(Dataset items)
......

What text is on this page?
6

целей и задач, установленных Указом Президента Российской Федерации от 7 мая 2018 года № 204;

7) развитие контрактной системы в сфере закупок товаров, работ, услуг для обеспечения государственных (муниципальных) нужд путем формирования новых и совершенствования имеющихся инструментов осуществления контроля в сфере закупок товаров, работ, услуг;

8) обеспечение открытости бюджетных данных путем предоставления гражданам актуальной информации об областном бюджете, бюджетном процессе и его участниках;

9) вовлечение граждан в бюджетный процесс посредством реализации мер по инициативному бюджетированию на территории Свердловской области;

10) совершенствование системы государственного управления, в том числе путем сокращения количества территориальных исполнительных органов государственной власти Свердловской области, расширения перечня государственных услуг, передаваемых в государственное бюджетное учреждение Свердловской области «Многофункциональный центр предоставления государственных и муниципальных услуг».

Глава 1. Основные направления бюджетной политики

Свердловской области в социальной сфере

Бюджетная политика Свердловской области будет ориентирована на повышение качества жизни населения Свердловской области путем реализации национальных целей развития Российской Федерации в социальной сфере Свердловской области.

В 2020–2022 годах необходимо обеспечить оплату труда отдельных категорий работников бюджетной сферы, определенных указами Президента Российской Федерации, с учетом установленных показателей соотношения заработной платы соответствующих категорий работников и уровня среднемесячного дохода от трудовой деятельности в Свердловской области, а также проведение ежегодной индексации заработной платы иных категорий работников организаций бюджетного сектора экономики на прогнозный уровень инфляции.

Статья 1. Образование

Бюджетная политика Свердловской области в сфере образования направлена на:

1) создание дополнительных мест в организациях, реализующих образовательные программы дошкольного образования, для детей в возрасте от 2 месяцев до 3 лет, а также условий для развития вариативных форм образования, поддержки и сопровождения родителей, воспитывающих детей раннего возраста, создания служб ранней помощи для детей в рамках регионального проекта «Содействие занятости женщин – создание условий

......

Return all lines containing "системы".

7) развитие контрактной системы в сфере закупок товаров, работ, услуг для обеспечения государственных (муниципальных) нужд путем формирования новых и совершенствования имеющихся инструментов осуществления контроля в сфере закупок товаров, работ, услуг;
10) совершенствование системы государственного управления, в том числе путем сокращения количества территориальных исполнительных органов государственной власти Свердловской области, расширения перечня государственных услуг, передаваемых в государственное бюджетное учреждение Свердловской области «Многофункциональный центр предоставления государственных и муниципальных услуг».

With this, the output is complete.